>>>>

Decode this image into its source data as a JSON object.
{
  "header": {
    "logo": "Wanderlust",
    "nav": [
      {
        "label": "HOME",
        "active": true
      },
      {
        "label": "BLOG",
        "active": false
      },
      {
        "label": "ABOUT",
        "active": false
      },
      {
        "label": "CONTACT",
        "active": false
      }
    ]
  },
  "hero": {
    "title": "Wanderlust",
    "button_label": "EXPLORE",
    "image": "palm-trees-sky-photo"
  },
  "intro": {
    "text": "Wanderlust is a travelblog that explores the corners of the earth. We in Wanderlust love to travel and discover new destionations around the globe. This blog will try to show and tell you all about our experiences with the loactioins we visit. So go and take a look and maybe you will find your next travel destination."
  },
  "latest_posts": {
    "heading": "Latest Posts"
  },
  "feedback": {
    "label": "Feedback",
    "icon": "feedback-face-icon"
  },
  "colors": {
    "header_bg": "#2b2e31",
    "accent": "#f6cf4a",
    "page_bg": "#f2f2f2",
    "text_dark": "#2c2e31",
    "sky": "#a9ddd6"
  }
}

<<<<

TASK DETAILS
Every entry needs to be retyped exactly.

ANSWER
Decode this image into its source data as a JSON object.
{
  "header": {
    "logo": "Wanderlust",
    "nav": [
      {
        "label": "HOME",
        "active": true
      },
      {
        "label": "BLOG",
        "active": false
      },
      {
        "label": "ABOUT",
        "active": false
      },
      {
        "label": "CONTACT",
        "active": false
      }
    ]
  },
  "hero": {
    "title": "Wanderlust",
    "button_label": "EXPLORE",
    "image": "palm-trees-sky-photo"
  },
  "intro": {
    "text": "Wanderlust is a travelblog that explores the corners of the earth. We in Wanderlust love to travel and discover new destionations around the globe. This blog will try to show and tell you all about our experiences with the loactioins we visit. So go and take a look and maybe you will find your next travel destination."
  },
  "latest_posts": {
    "heading": "Latest Posts"
  },
  "feedback": {
    "label": "Feedback",
    "icon": "feedback-face-icon"
  },
  "colors": {
    "header_bg": "#2b2e31",
    "accent": "#f6cf4a",
    "page_bg": "#f2f2f2",
    "text_dark": "#2c2e31",
    "sky": "#a9ddd6"
  }
}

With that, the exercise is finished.